**Requirements**
Give back the full listing, character for character, with no pictures.

**Input records**
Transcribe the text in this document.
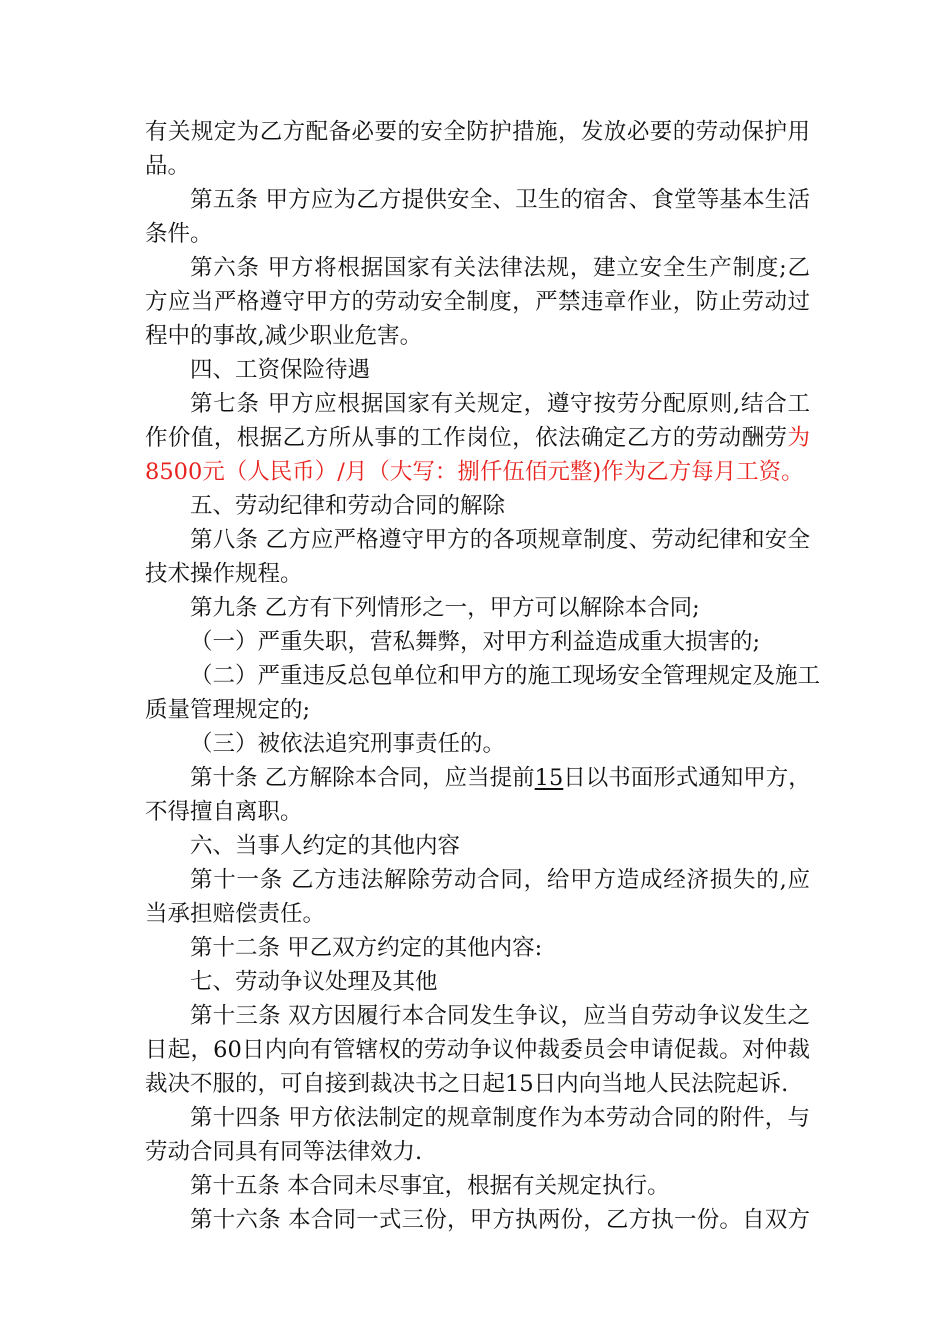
有关规定为乙方配备必要的安全防护措施，发放必要的劳动保护用
品。
第五条 甲方应为乙方提供安全、卫生的宿舍、食堂等基本生活
条件。
第六条 甲方将根据国家有关法律法规，建立安全生产制度;乙
方应当严格遵守甲方的劳动安全制度，严禁违章作业，防止劳动过
程中的事故,减少职业危害。
四、工资保险待遇
第七条 甲方应根据国家有关规定，遵守按劳分配原则,结合工
作价值，根据乙方所从事的工作岗位，依法确定乙方的劳动酬劳为
8500元（人民币）/月（大写：捌仟伍佰元整)作为乙方每月工资。
五、劳动纪律和劳动合同的解除
第八条 乙方应严格遵守甲方的各项规章制度、劳动纪律和安全
技术操作规程。
第九条 乙方有下列情形之一，甲方可以解除本合同;
（一）严重失职，营私舞弊，对甲方利益造成重大损害的;
（二）严重违反总包单位和甲方的施工现场安全管理规定及施工
质量管理规定的;
（三）被依法追究刑事责任的。
第十条 乙方解除本合同，应当提前15日以书面形式通知甲方，
不得擅自离职。
六、当事人约定的其他内容
第十一条 乙方违法解除劳动合同，给甲方造成经济损失的,应
当承担赔偿责任。
第十二条 甲乙双方约定的其他内容:
七、劳动争议处理及其他
第十三条 双方因履行本合同发生争议，应当自劳动争议发生之
日起，60日内向有管辖权的劳动争议仲裁委员会申请促裁。对仲裁
裁决不服的，可自接到裁决书之日起15日内向当地人民法院起诉.
第十四条 甲方依法制定的规章制度作为本劳动合同的附件，与
劳动合同具有同等法律效力.
第十五条 本合同未尽事宜，根据有关规定执行。
第十六条 本合同一式三份，甲方执两份，乙方执一份。自双方
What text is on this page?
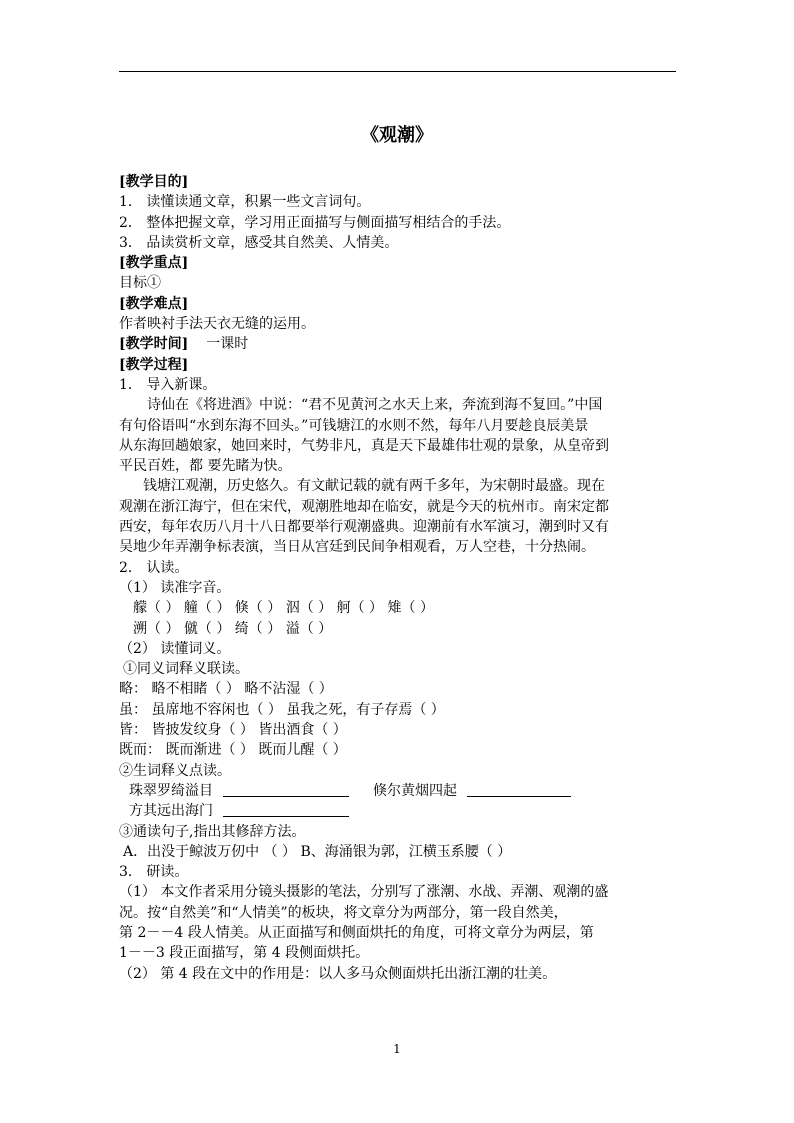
《观潮》
[教学目的]
1． 读懂读通文章，积累一些文言词句。
2． 整体把握文章，学习用正面描写与侧面描写相结合的手法。
3． 品读赏析文章，感受其自然美、人情美。
[教学重点]
目标①
[教学难点]
作者映衬手法天衣无缝的运用。
[教学时间] 一课时
[教学过程]
1． 导入新课。
诗仙在《将进酒》中说：“君不见黄河之水天上来，奔流到海不复回。”中国
有句俗语叫“水到东海不回头。”可钱塘江的水则不然，每年八月要趁良辰美景
从东海回趟娘家，她回来时，气势非凡，真是天下最雄伟壮观的景象，从皇帝到
平民百姓，都 要先睹为快。
钱塘江观潮，历史悠久。有文献记载的就有两千多年，为宋朝时最盛。现在
观潮在浙江海宁，但在宋代，观潮胜地却在临安，就是今天的杭州市。南宋定都
西安，每年农历八月十八日都要举行观潮盛典。迎潮前有水军演习，潮到时又有
吴地少年弄潮争标表演，当日从宫廷到民间争相观看，万人空巷，十分热闹。
2． 认读。
（1） 读准字音。
艨（ ） 艟（ ） 倏（ ） 泅（ ） 舸（ ） 雉（ ）
溯（ ） 僦（ ） 绮（ ） 溢（ ）
（2） 读懂词义。
①同义词释义联读。
略： 略不相睹（ ） 略不沾湿（ ）
虽： 虽席地不容闲也（ ） 虽我之死，有子存焉（ ）
皆： 皆披发纹身（ ） 皆出酒食（ ）
既而： 既而渐进（ ） 既而儿醒（ ）
②生词释义点读。
珠翠罗绮溢目	倏尔黄烟四起
方其远出海门
③通读句子,指出其修辞方法。
A．出没于鲸波万仞中 （ ） B、海涌银为郭，江横玉系腰（ ）
3． 研读。
（1） 本文作者采用分镜头摄影的笔法，分别写了涨潮、水战、弄潮、观潮的盛
况。按“自然美”和“人情美”的板块，将文章分为两部分，第一段自然美，
第 2－－4 段人情美。从正面描写和侧面烘托的角度，可将文章分为两层，第
1－－3 段正面描写，第 4 段侧面烘托。
（2） 第 4 段在文中的作用是：以人多马众侧面烘托出浙江潮的壮美。
1
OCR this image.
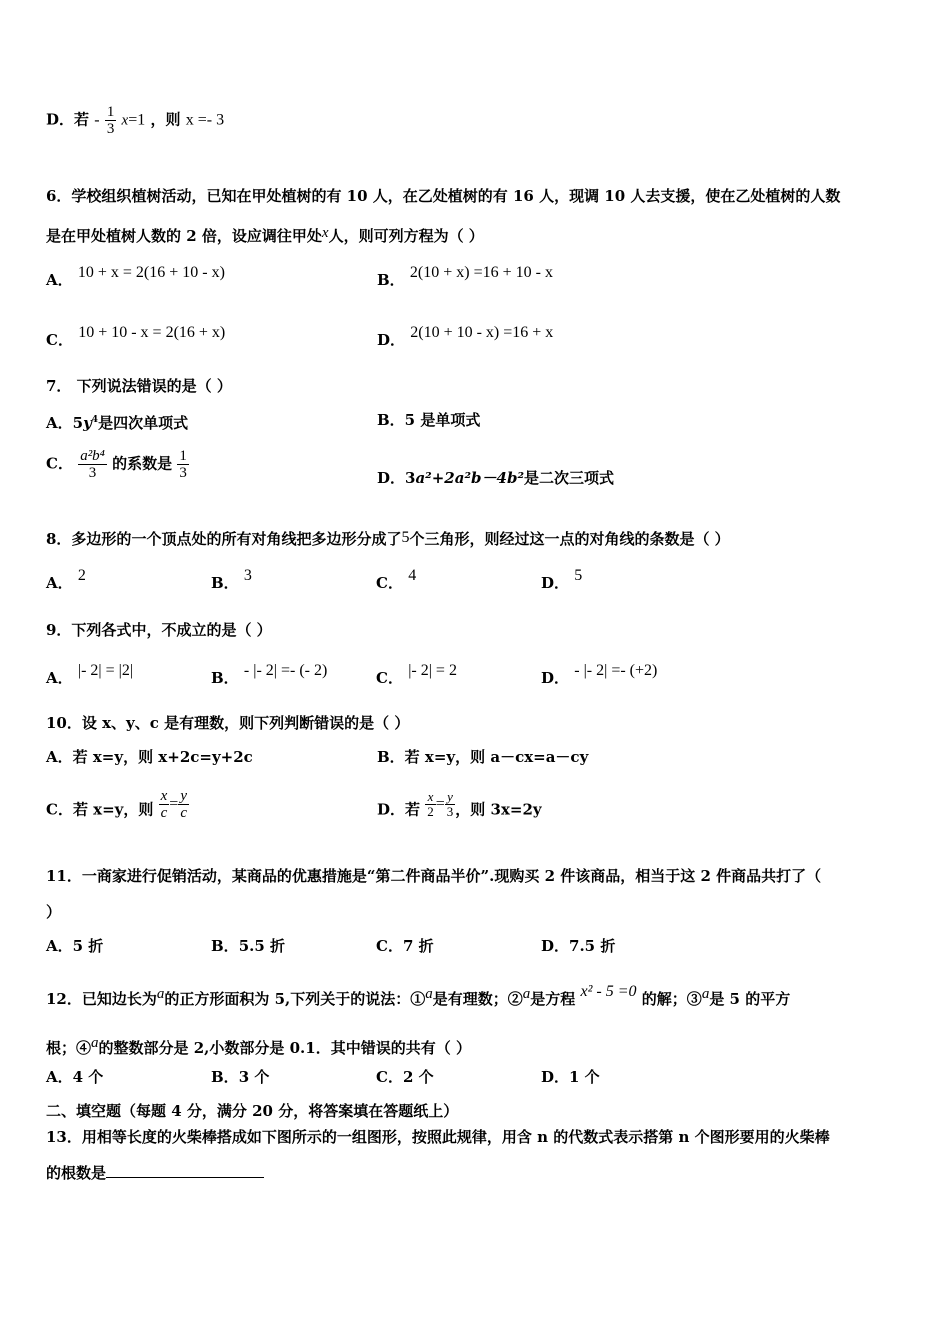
D．若 - $\frac{1}{3} x=1$ ，则 x =- 3
6．学校组织植树活动，已知在甲处植树的有 10 人，在乙处植树的有 16 人，现调 10 人去支援，使在乙处植树的人数
是在甲处植树人数的 2 倍，设应调往甲处x人，则可列方程为（ ）
A． 10 + x = 2(16 + 10 - x)	B． 2(10 + x) =16 + 10 - x
C． 10 + 10 - x = 2(16 + x)	D． 2(10 + 10 - x) =16 + x
7． 下列说法错误的是（ ）
A．$5y^4$是四次单项式	B．5 是单项式
C． $\frac{\text{a²b⁴}}{3}$ 的系数是 $\frac{1}{3}$	D．3a²+2a²b－4b²是二次三项式
8．多边形的一个顶点处的所有对角线把多边形分成了5个三角形，则经过这一点的对角线的条数是（ ）
A． 2	B． 3	C． 4	D． 5
9．下列各式中，不成立的是（ ）
A． |- 2| = |2|	B． - |- 2| =- (- 2)	C． |- 2| = 2	D． - |- 2| =- (+2)
10．设 x、y、c 是有理数，则下列判断错误的是（ ）
A．若 x=y，则 x+2c=y+2c	B．若 x=y，则 a－cx=a－cy
C．若 x=y，则 $\frac{x}{c} = \frac{y}{c}$	D．若 $\frac{x}{2} = \frac{y}{3}$ ，则 3x=2y
11．一商家进行促销活动，某商品的优惠措施是“第二件商品半价”.现购买 2 件该商品，相当于这 2 件商品共打了（
）
A．5 折	B．5.5 折	C．7 折	D．7.5 折
12．已知边长为a的正方形面积为 5,下列关于的说法：①a是有理数；②a是方程 x² - 5 =0 的解；③a是 5 的平方
根；④a的整数部分是 2,小数部分是 0.1．其中错误的共有（ ）
A．4 个	B．3 个	C．2 个	D．1 个
二、填空题（每题 4 分，满分 20 分，将答案填在答题纸上）
13．用相等长度的火柴棒搭成如下图所示的一组图形，按照此规律，用含 n 的代数式表示搭第 n 个图形要用的火柴棒
的根数是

**Solved problem**
Transcribe the text in this document.
有关规定为乙方配备必要的安全防护措施，发放必要的劳动保护用
品。
第五条 甲方应为乙方提供安全、卫生的宿舍、食堂等基本生活
条件。
第六条 甲方将根据国家有关法律法规，建立安全生产制度;乙
方应当严格遵守甲方的劳动安全制度，严禁违章作业，防止劳动过
程中的事故,减少职业危害。
四、工资保险待遇
第七条 甲方应根据国家有关规定，遵守按劳分配原则,结合工
作价值，根据乙方所从事的工作岗位，依法确定乙方的劳动酬劳为
8500元（人民币）/月（大写：捌仟伍佰元整)作为乙方每月工资。
五、劳动纪律和劳动合同的解除
第八条 乙方应严格遵守甲方的各项规章制度、劳动纪律和安全
技术操作规程。
第九条 乙方有下列情形之一，甲方可以解除本合同;
（一）严重失职，营私舞弊，对甲方利益造成重大损害的;
（二）严重违反总包单位和甲方的施工现场安全管理规定及施工
质量管理规定的;
（三）被依法追究刑事责任的。
第十条 乙方解除本合同，应当提前15日以书面形式通知甲方，
不得擅自离职。
六、当事人约定的其他内容
第十一条 乙方违法解除劳动合同，给甲方造成经济损失的,应
当承担赔偿责任。
第十二条 甲乙双方约定的其他内容:
七、劳动争议处理及其他
第十三条 双方因履行本合同发生争议，应当自劳动争议发生之
日起，60日内向有管辖权的劳动争议仲裁委员会申请促裁。对仲裁
裁决不服的，可自接到裁决书之日起15日内向当地人民法院起诉.
第十四条 甲方依法制定的规章制度作为本劳动合同的附件，与
劳动合同具有同等法律效力.
第十五条 本合同未尽事宜，根据有关规定执行。
第十六条 本合同一式三份，甲方执两份，乙方执一份。自双方
What text is on this page?
《观潮》
[教学目的]
1． 读懂读通文章，积累一些文言词句。
2． 整体把握文章，学习用正面描写与侧面描写相结合的手法。
3． 品读赏析文章，感受其自然美、人情美。
[教学重点]
目标①
[教学难点]
作者映衬手法天衣无缝的运用。
[教学时间] 一课时
[教学过程]
1． 导入新课。
诗仙在《将进酒》中说：“君不见黄河之水天上来，奔流到海不复回。”中国
有句俗语叫“水到东海不回头。”可钱塘江的水则不然，每年八月要趁良辰美景
从东海回趟娘家，她回来时，气势非凡，真是天下最雄伟壮观的景象，从皇帝到
平民百姓，都 要先睹为快。
钱塘江观潮，历史悠久。有文献记载的就有两千多年，为宋朝时最盛。现在
观潮在浙江海宁，但在宋代，观潮胜地却在临安，就是今天的杭州市。南宋定都
西安，每年农历八月十八日都要举行观潮盛典。迎潮前有水军演习，潮到时又有
吴地少年弄潮争标表演，当日从宫廷到民间争相观看，万人空巷，十分热闹。
2． 认读。
（1） 读准字音。
艨（ ） 艟（ ） 倏（ ） 泅（ ） 舸（ ） 雉（ ）
溯（ ） 僦（ ） 绮（ ） 溢（ ）
（2） 读懂词义。
①同义词释义联读。
略： 略不相睹（ ） 略不沾湿（ ）
虽： 虽席地不容闲也（ ） 虽我之死，有子存焉（ ）
皆： 皆披发纹身（ ） 皆出酒食（ ）
既而： 既而渐进（ ） 既而儿醒（ ）
②生词释义点读。
珠翠罗绮溢目	倏尔黄烟四起
方其远出海门
③通读句子,指出其修辞方法。
A．出没于鲸波万仞中 （ ） B、海涌银为郭，江横玉系腰（ ）
3． 研读。
（1） 本文作者采用分镜头摄影的笔法，分别写了涨潮、水战、弄潮、观潮的盛
况。按“自然美”和“人情美”的板块，将文章分为两部分，第一段自然美，
第 2－－4 段人情美。从正面描写和侧面烘托的角度，可将文章分为两层，第
1－－3 段正面描写，第 4 段侧面烘托。
（2） 第 4 段在文中的作用是：以人多马众侧面烘托出浙江潮的壮美。
1
OCR this image.
D．若 - $\frac{1}{3} x=1$ ，则 x =- 3
6．学校组织植树活动，已知在甲处植树的有 10 人，在乙处植树的有 16 人，现调 10 人去支援，使在乙处植树的人数
是在甲处植树人数的 2 倍，设应调往甲处x人，则可列方程为（ ）
A． 10 + x = 2(16 + 10 - x)	B． 2(10 + x) =16 + 10 - x
C． 10 + 10 - x = 2(16 + x)	D． 2(10 + 10 - x) =16 + x
7． 下列说法错误的是（ ）
A．$5y^4$是四次单项式	B．5 是单项式
C． $\frac{\text{a²b⁴}}{3}$ 的系数是 $\frac{1}{3}$	D．3a²+2a²b－4b²是二次三项式
8．多边形的一个顶点处的所有对角线把多边形分成了5个三角形，则经过这一点的对角线的条数是（ ）
A． 2	B． 3	C． 4	D． 5
9．下列各式中，不成立的是（ ）
A． |- 2| = |2|	B． - |- 2| =- (- 2)	C． |- 2| = 2	D． - |- 2| =- (+2)
10．设 x、y、c 是有理数，则下列判断错误的是（ ）
A．若 x=y，则 x+2c=y+2c	B．若 x=y，则 a－cx=a－cy
C．若 x=y，则 $\frac{x}{c} = \frac{y}{c}$	D．若 $\frac{x}{2} = \frac{y}{3}$ ，则 3x=2y
11．一商家进行促销活动，某商品的优惠措施是“第二件商品半价”.现购买 2 件该商品，相当于这 2 件商品共打了（
）
A．5 折	B．5.5 折	C．7 折	D．7.5 折
12．已知边长为a的正方形面积为 5,下列关于的说法：①a是有理数；②a是方程 x² - 5 =0 的解；③a是 5 的平方
根；④a的整数部分是 2,小数部分是 0.1．其中错误的共有（ ）
A．4 个	B．3 个	C．2 个	D．1 个
二、填空题（每题 4 分，满分 20 分，将答案填在答题纸上）
13．用相等长度的火柴棒搭成如下图所示的一组图形，按照此规律，用含 n 的代数式表示搭第 n 个图形要用的火柴棒
的根数是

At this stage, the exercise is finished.